挑战题 A: 在这篇 treap 学习记录里,作者第一眼看到 COGS 62 这道题时,以为要建几棵平衡树?

选段:

* * * * * * * * *

旋转式 treap 学习记录
学完模版后就开始在COGS上刷题了,但一直没有整理在一起,发此文记录一下(操作名称参见 treap 模版 http://blog.csdn.net/lcomyn/article/details/42582627)
COGS 62 HNOI 宠物收养所
题意很简单,大致就是求前驱和后继中较接近x值的点,所需操作insert(包括tlr,trr,下同),delete,tpred,tsucc;需要记录一下宠物和主人的数量(这题第一眼我还以为要建两棵平衡树) code:
#include<iostream>
#include<cstdio>
#include<cstring>
#include<cstdlib>
#include<ctime>
using namespace std;
struct treap_node{
treap_node *left,*right;
int val,fix,wgt,size;
treap_node(int val): val(val) {left=right=NULL; wgt=size=1; fix=rand();}
int lsize()
{
if (left)
return left->size;
else
return 0;
}
int rsize()
{
if (right)
return right->size;
else
return 0;
}
void Maintain()
{
size=wgt;
size+=lsize()+rsize();
}
};
treap_node *root;
int n;
void tlr(treap_node *&a)
{
treap_node *b=a->right;
a->right=b->left;
b->left=a;
a->Maintain();
b->Maintain();
a=b;
}
void trr(treap_node *&a)
{
treap_node *b=a->left;
a->left=b->right;
b->right=a;
a->Maintain();
b->Maintain();
a=b;
}
void insert(treap_node *&p,int value)
{
if (!p)
p=new treap_node(value);
else
{
if (value==p->val)
p->wgt++;
if (value<p->val)
{
insert(p->left,value);
if (p->left->fix<p->fix)
trr(p);
}
if (value>p->val)
{
insert(p->right,value);
if (p->right->fix<p->fix)
tlr(p);
}
}
p->Maintain();
}
void del(treap_node *&p,int value)
{
if (p->val==value)
{
if (p->wgt==1)
{
if (!p->left||!p->right)
{
if (!p->left)
p=p->right;
else
p=p->left;
}
else
{
if (p->left->fix<p->right->fix)
{
trr(p);
del(p->right,value);
}
else
{
tlr(p);
del(p->left,value);
}
}
}
else
p->wgt--;
}
else
{
if (value<p->val)
del(p->left,value);
else
del(p->right,value);
}
if (p!=NULL) p->Maintain();
}
treap_node* tpred(treap_node *&p,int value,treap_node* best)

* * * * * * * * *

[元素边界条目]
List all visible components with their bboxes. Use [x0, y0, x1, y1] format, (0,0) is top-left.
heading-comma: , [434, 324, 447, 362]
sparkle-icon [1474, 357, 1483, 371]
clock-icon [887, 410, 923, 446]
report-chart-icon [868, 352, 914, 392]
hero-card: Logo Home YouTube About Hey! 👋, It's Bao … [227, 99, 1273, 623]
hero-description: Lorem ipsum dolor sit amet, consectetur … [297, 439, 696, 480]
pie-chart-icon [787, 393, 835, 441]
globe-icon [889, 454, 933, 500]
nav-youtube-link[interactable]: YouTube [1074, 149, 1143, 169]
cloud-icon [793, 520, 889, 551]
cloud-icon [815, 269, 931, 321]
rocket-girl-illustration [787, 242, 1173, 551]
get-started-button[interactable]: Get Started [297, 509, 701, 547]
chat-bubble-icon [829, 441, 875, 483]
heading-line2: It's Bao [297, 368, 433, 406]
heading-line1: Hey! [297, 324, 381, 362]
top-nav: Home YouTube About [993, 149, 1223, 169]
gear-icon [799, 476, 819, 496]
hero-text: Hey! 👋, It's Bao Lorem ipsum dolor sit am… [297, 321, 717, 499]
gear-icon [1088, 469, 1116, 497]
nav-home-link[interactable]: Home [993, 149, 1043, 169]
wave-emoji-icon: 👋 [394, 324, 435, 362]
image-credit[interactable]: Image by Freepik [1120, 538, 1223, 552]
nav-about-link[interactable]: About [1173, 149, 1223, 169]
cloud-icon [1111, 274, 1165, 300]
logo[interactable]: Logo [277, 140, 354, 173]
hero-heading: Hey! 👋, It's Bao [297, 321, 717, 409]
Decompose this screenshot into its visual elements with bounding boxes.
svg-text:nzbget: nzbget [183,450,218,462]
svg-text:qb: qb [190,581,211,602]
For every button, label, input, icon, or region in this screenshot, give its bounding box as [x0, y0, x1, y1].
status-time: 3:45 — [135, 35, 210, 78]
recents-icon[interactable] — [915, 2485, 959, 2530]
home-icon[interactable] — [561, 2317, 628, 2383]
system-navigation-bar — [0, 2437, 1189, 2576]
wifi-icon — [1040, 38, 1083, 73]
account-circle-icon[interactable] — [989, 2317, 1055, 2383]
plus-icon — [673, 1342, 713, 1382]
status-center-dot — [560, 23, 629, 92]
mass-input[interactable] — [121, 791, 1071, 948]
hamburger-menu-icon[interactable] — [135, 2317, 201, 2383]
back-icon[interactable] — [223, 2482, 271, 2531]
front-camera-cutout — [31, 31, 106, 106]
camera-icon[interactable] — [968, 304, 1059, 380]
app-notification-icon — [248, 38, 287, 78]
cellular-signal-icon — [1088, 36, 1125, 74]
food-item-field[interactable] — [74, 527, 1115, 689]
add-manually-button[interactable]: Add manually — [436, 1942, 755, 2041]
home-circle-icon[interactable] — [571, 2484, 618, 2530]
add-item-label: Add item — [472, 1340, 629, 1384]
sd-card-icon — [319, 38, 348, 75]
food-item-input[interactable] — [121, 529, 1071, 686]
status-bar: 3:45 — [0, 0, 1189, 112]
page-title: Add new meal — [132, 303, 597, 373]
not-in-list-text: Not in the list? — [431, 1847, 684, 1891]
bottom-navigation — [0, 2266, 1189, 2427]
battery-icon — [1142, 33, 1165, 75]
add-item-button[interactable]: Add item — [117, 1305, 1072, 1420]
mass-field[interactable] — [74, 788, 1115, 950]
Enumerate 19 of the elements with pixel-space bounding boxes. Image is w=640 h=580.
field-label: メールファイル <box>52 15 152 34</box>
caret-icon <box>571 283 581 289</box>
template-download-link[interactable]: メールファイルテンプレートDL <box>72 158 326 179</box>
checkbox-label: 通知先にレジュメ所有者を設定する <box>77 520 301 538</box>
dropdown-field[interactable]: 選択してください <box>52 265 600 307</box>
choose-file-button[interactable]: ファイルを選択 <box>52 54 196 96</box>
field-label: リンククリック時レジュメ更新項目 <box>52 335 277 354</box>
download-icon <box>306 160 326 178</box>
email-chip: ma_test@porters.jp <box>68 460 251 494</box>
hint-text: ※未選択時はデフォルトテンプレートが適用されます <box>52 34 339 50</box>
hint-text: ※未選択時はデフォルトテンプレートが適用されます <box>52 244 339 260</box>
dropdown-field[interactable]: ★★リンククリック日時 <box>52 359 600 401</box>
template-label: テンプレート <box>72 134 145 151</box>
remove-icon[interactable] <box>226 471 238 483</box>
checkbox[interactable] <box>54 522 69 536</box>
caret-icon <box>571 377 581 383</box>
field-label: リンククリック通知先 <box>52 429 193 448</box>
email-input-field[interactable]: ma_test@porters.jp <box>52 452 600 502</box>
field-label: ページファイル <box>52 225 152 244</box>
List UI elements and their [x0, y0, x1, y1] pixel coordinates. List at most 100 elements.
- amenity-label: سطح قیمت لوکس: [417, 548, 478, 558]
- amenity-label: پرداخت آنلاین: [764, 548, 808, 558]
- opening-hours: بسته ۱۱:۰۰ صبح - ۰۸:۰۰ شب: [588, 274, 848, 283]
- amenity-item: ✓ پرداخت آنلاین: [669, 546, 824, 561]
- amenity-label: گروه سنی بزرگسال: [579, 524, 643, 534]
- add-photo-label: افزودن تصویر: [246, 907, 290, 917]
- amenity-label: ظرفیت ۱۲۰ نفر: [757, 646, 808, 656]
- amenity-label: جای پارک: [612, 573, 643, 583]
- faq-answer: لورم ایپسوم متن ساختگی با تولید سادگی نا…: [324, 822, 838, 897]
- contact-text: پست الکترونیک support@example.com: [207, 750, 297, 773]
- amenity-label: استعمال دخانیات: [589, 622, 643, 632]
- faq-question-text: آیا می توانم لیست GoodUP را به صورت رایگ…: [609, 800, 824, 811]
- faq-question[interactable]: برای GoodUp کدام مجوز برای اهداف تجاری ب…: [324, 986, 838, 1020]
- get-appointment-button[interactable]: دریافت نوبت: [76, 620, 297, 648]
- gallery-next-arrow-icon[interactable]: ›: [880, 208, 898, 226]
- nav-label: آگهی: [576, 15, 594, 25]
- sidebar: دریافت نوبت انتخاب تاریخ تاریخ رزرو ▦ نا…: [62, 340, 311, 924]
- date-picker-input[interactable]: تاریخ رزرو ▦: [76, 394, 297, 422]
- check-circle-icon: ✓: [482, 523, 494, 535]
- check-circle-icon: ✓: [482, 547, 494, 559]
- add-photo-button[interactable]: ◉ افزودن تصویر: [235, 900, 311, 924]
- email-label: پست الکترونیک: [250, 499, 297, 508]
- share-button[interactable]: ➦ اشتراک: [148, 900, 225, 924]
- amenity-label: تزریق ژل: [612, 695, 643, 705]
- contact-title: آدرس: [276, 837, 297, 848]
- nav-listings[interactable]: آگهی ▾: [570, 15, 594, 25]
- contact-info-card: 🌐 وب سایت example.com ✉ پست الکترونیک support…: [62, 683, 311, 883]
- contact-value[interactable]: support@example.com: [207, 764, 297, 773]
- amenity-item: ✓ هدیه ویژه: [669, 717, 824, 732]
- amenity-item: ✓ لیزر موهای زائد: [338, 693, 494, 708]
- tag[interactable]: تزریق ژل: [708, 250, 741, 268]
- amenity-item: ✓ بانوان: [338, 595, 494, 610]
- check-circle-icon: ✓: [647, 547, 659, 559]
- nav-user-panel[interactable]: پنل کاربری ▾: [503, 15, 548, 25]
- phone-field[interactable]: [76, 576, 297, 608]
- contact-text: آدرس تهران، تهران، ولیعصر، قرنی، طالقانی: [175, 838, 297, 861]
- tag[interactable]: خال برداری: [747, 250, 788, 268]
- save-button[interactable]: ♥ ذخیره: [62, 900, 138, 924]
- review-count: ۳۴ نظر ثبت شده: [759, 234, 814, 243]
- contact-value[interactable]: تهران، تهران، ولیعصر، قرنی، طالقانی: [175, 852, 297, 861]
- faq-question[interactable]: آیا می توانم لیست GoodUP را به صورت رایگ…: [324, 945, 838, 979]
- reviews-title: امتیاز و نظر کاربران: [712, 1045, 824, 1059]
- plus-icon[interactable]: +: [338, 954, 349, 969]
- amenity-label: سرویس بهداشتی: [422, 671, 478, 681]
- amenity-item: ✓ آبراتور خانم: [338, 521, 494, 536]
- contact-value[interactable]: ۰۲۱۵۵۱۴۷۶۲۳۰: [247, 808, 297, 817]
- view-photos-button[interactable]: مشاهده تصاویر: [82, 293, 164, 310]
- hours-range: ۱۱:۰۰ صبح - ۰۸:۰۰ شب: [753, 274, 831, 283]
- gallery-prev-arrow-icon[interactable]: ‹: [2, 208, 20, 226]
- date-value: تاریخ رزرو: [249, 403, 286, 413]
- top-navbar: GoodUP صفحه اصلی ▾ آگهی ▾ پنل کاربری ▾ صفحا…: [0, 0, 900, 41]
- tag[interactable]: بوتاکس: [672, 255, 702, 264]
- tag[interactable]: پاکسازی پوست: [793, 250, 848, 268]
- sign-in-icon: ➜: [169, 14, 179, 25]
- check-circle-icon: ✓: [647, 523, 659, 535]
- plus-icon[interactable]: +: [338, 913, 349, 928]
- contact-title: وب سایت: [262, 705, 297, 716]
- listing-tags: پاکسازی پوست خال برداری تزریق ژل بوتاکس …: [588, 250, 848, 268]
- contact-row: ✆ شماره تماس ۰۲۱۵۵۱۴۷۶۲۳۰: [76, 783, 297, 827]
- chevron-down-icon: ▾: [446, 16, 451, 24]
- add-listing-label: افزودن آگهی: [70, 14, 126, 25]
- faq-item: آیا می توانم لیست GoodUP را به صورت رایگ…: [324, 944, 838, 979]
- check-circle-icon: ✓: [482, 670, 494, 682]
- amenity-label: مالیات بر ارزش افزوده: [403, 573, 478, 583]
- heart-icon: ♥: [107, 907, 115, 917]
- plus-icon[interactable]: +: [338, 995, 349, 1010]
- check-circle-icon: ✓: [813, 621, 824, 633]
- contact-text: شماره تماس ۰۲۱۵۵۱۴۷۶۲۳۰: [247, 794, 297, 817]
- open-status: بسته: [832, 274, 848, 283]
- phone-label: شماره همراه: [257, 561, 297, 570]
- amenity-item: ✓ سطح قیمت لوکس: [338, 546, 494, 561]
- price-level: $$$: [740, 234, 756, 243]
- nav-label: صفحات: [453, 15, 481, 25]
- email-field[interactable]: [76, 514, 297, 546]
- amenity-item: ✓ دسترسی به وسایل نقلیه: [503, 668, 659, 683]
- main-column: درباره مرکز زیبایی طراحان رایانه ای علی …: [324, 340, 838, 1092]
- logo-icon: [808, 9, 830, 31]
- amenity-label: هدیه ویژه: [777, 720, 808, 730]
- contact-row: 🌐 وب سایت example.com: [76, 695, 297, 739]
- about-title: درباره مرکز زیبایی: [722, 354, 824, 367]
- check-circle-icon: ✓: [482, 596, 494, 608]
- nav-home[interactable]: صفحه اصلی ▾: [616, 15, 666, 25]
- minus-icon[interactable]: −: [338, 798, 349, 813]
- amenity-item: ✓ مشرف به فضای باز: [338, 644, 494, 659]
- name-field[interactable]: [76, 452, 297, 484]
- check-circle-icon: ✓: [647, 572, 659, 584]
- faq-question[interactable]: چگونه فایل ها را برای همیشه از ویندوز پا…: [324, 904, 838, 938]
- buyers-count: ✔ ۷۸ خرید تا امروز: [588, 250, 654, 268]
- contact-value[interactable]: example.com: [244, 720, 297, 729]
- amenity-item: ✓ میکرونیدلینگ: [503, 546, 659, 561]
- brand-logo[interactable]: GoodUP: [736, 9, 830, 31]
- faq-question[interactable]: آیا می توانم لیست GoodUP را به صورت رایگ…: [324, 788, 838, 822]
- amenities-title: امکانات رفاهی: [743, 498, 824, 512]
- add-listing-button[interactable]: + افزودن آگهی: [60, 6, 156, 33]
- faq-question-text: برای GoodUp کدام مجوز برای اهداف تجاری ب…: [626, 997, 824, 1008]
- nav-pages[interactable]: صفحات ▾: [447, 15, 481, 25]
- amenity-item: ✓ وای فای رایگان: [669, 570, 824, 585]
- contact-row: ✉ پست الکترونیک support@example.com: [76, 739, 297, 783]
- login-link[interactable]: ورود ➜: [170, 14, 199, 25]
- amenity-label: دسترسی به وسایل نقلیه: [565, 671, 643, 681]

* * * * * * * * *

挑战题 B: 从条目的第一行开始,到含有“app-notification-icon — [248, 38, 287, 78]”的那一行为止(两头都算),把其中的“gear-icon”都换成“cog-icon”,其他内容不变,把这些行重新写出来。

练习答案 A: 两棵。

练习答案 B:
List all visible components with their bboxes. Use [x0, y0, x1, y1] format, (0,0) is top-left.
heading-comma: , [434, 324, 447, 362]
sparkle-icon [1474, 357, 1483, 371]
clock-icon [887, 410, 923, 446]
report-chart-icon [868, 352, 914, 392]
hero-card: Logo Home YouTube About Hey! 👋, It's Bao … [227, 99, 1273, 623]
hero-description: Lorem ipsum dolor sit amet, consectetur … [297, 439, 696, 480]
pie-chart-icon [787, 393, 835, 441]
globe-icon [889, 454, 933, 500]
nav-youtube-link[interactable]: YouTube [1074, 149, 1143, 169]
cloud-icon [793, 520, 889, 551]
cloud-icon [815, 269, 931, 321]
rocket-girl-illustration [787, 242, 1173, 551]
get-started-button[interactable]: Get Started [297, 509, 701, 547]
chat-bubble-icon [829, 441, 875, 483]
heading-line2: It's Bao [297, 368, 433, 406]
heading-line1: Hey! [297, 324, 381, 362]
top-nav: Home YouTube About [993, 149, 1223, 169]
cog-icon [799, 476, 819, 496]
hero-text: Hey! 👋, It's Bao Lorem ipsum dolor sit am… [297, 321, 717, 499]
cog-icon [1088, 469, 1116, 497]
nav-home-link[interactable]: Home [993, 149, 1043, 169]
wave-emoji-icon: 👋 [394, 324, 435, 362]
image-credit[interactable]: Image by Freepik [1120, 538, 1223, 552]
nav-about-link[interactable]: About [1173, 149, 1223, 169]
cloud-icon [1111, 274, 1165, 300]
logo[interactable]: Logo [277, 140, 354, 173]
hero-heading: Hey! 👋, It's Bao [297, 321, 717, 409]
Decompose this screenshot into its visual elements with bounding boxes.
svg-text:nzbget: nzbget [183,450,218,462]
svg-text:qb: qb [190,581,211,602]
For every button, label, input, icon, or region in this screenshot, give its bounding box as [x0, y0, x1, y1].
status-time: 3:45 — [135, 35, 210, 78]
recents-icon[interactable] — [915, 2485, 959, 2530]
home-icon[interactable] — [561, 2317, 628, 2383]
system-navigation-bar — [0, 2437, 1189, 2576]
wifi-icon — [1040, 38, 1083, 73]
account-circle-icon[interactable] — [989, 2317, 1055, 2383]
plus-icon — [673, 1342, 713, 1382]
status-center-dot — [560, 23, 629, 92]
mass-input[interactable] — [121, 791, 1071, 948]
hamburger-menu-icon[interactable] — [135, 2317, 201, 2383]
back-icon[interactable] — [223, 2482, 271, 2531]
front-camera-cutout — [31, 31, 106, 106]
camera-icon[interactable] — [968, 304, 1059, 380]
app-notification-icon — [248, 38, 287, 78]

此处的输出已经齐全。